Given entries ▸
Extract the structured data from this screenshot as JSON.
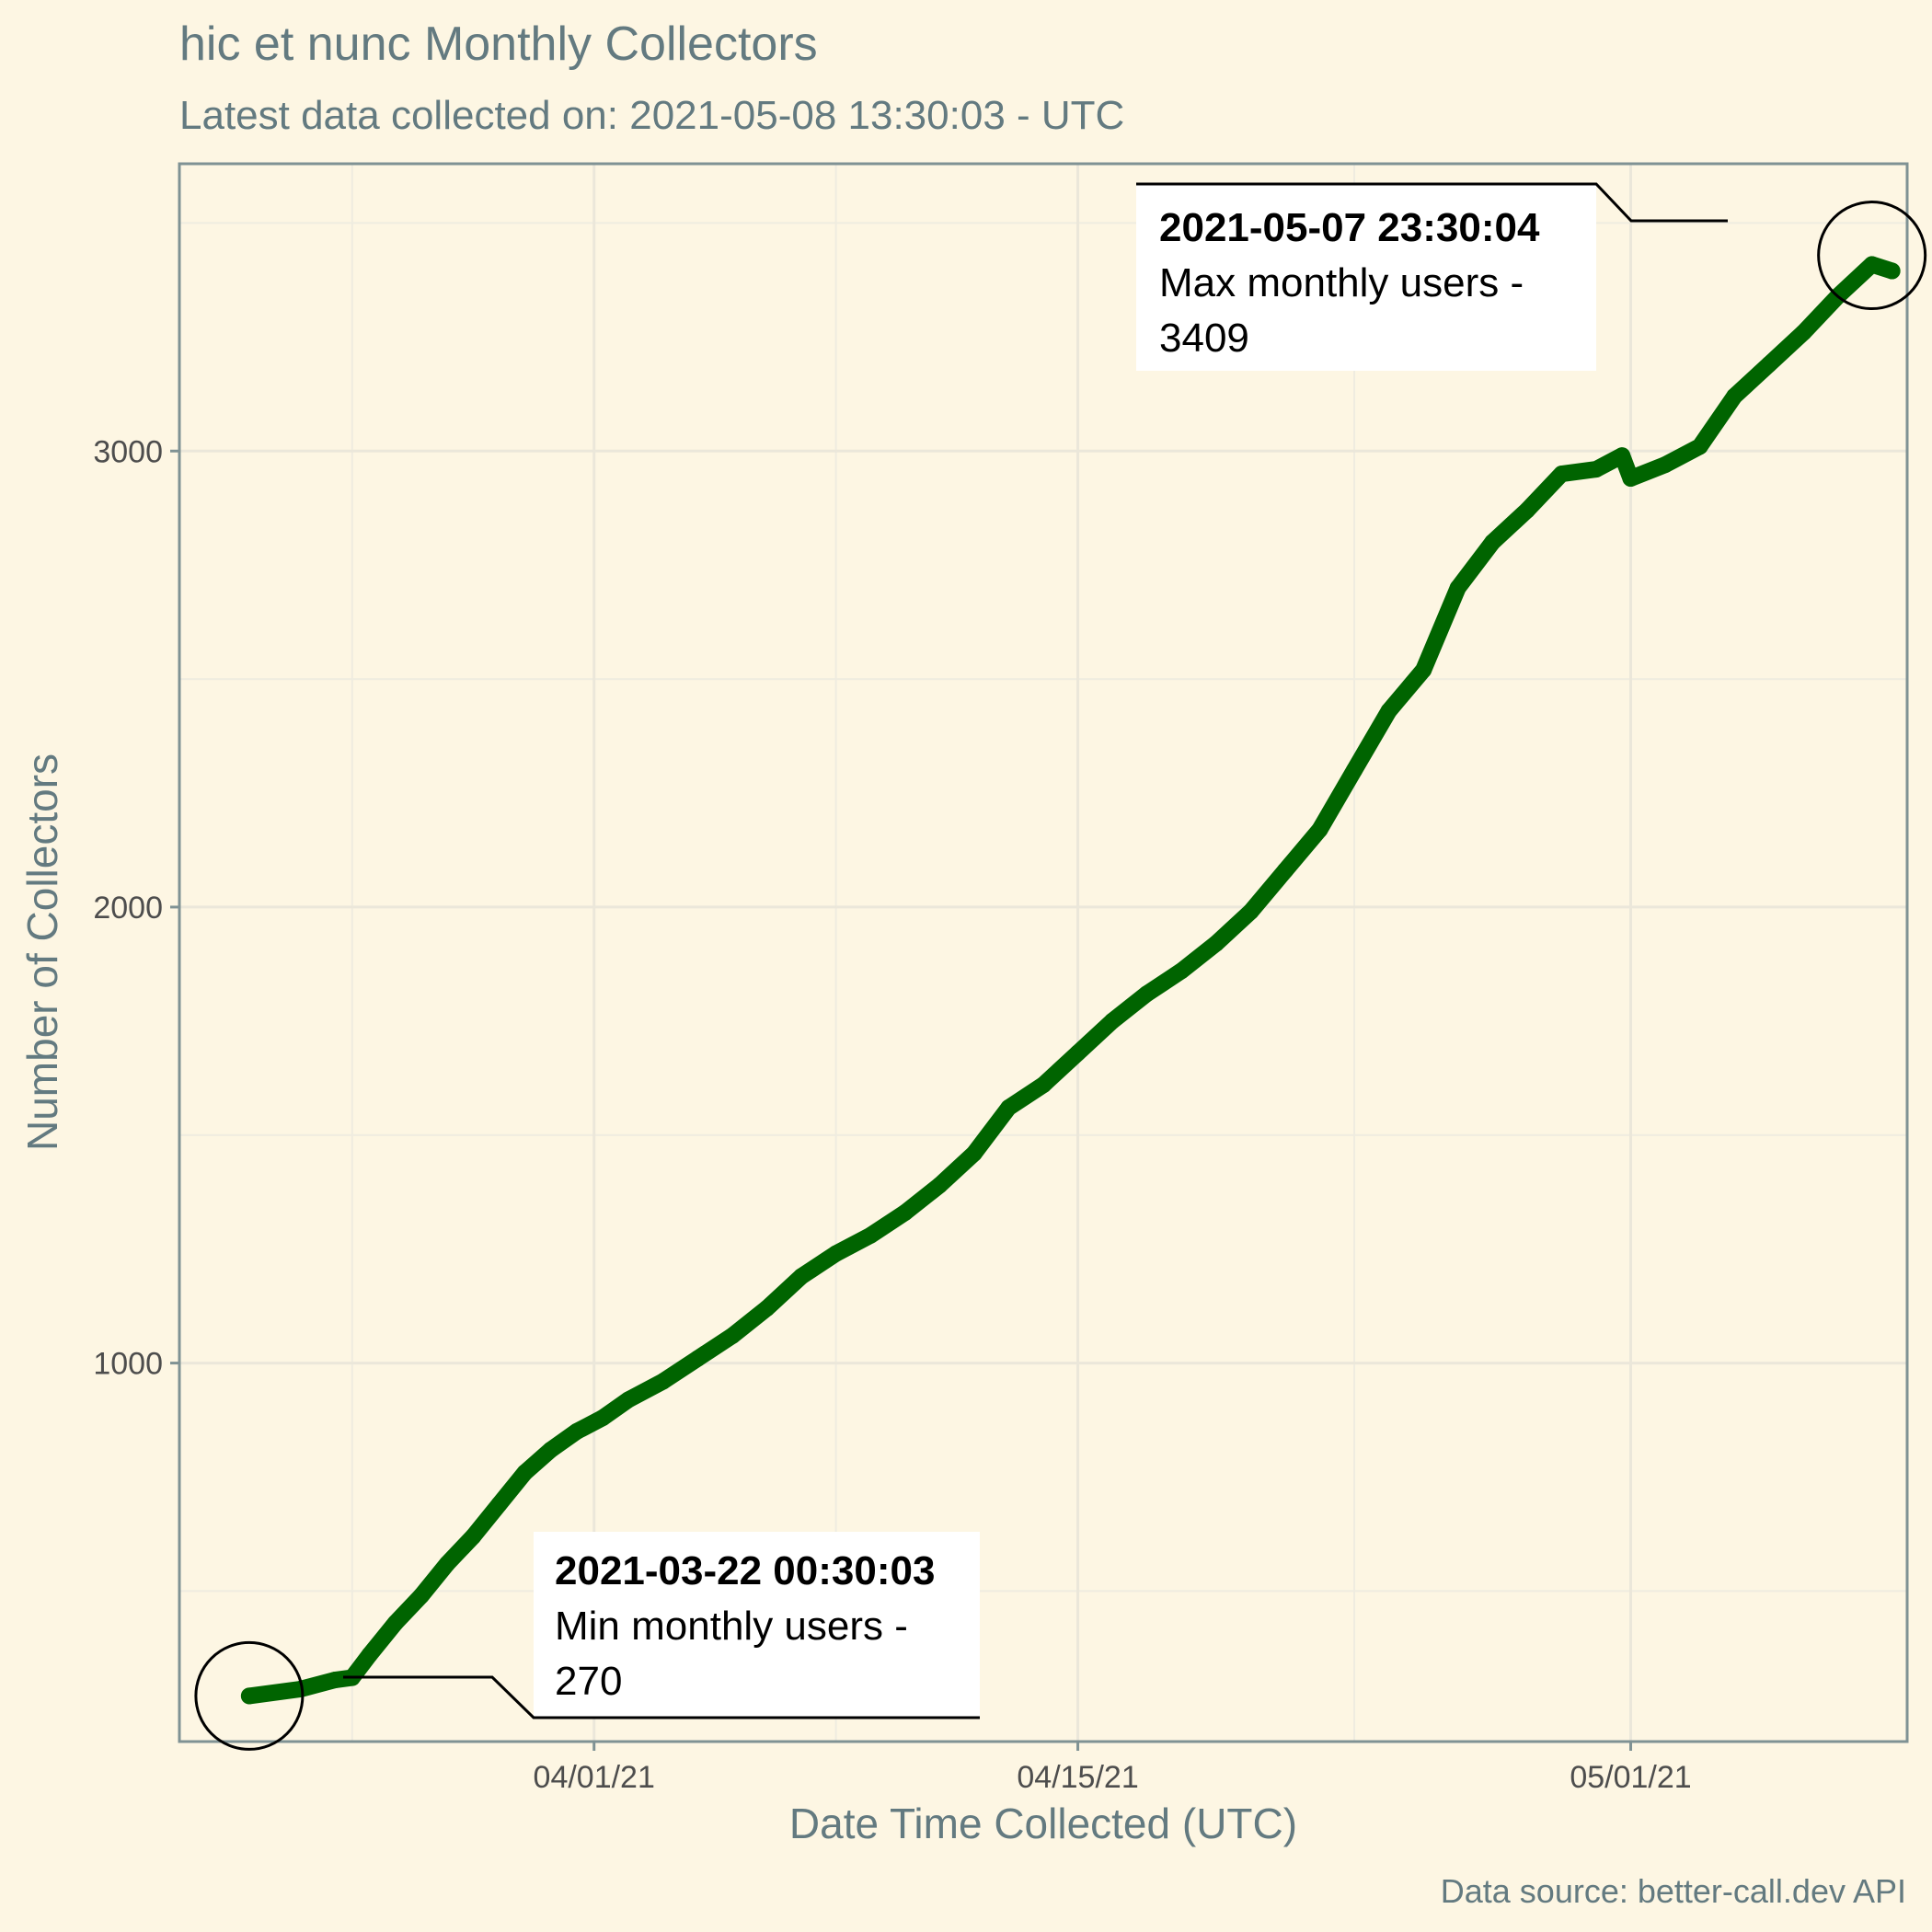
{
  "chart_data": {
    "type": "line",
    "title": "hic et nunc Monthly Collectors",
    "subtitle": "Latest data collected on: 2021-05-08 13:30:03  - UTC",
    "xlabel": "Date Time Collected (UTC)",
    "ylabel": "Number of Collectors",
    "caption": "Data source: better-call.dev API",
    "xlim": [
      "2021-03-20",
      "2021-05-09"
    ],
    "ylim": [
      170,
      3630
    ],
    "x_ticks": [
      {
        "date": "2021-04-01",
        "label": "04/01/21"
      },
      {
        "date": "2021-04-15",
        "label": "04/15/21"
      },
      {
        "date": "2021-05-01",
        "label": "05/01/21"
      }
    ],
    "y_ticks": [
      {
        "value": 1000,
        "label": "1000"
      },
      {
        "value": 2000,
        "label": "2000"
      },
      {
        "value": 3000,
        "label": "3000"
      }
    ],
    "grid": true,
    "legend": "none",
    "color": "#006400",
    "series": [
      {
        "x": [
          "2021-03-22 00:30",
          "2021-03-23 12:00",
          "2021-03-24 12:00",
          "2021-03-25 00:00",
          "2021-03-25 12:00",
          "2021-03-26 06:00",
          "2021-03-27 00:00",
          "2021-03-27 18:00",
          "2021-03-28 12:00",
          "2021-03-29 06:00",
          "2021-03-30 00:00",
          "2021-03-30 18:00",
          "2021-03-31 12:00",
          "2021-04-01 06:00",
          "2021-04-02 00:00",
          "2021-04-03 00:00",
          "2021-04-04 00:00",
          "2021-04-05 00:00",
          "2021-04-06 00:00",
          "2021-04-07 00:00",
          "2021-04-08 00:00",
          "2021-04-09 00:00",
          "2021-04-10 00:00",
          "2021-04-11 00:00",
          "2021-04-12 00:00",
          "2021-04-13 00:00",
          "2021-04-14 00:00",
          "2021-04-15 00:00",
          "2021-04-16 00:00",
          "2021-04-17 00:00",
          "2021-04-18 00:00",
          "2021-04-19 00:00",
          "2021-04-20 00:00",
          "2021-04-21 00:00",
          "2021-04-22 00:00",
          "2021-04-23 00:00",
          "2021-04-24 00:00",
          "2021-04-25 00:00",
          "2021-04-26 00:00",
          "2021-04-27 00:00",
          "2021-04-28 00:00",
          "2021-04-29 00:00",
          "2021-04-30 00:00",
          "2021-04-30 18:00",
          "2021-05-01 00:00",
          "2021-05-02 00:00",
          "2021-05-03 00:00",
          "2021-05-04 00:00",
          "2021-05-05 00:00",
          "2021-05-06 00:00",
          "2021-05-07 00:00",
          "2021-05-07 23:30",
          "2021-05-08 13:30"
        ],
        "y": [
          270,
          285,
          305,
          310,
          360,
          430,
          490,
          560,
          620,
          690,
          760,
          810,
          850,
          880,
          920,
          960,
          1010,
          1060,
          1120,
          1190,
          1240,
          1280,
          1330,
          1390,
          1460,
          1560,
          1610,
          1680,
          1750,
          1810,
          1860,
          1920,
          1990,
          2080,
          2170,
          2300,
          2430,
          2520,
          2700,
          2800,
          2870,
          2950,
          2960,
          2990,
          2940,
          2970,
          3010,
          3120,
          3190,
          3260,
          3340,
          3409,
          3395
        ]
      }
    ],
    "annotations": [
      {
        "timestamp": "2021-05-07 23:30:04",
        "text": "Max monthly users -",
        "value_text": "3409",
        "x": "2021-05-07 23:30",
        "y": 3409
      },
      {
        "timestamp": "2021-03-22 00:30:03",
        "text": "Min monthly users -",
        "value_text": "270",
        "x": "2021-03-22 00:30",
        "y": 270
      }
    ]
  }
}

Directive ▸
All lines holding the word "timestamp" should be picked out and copied.

Output ▸
        "timestamp": "2021-05-07 23:30:04",
        "timestamp": "2021-03-22 00:30:03",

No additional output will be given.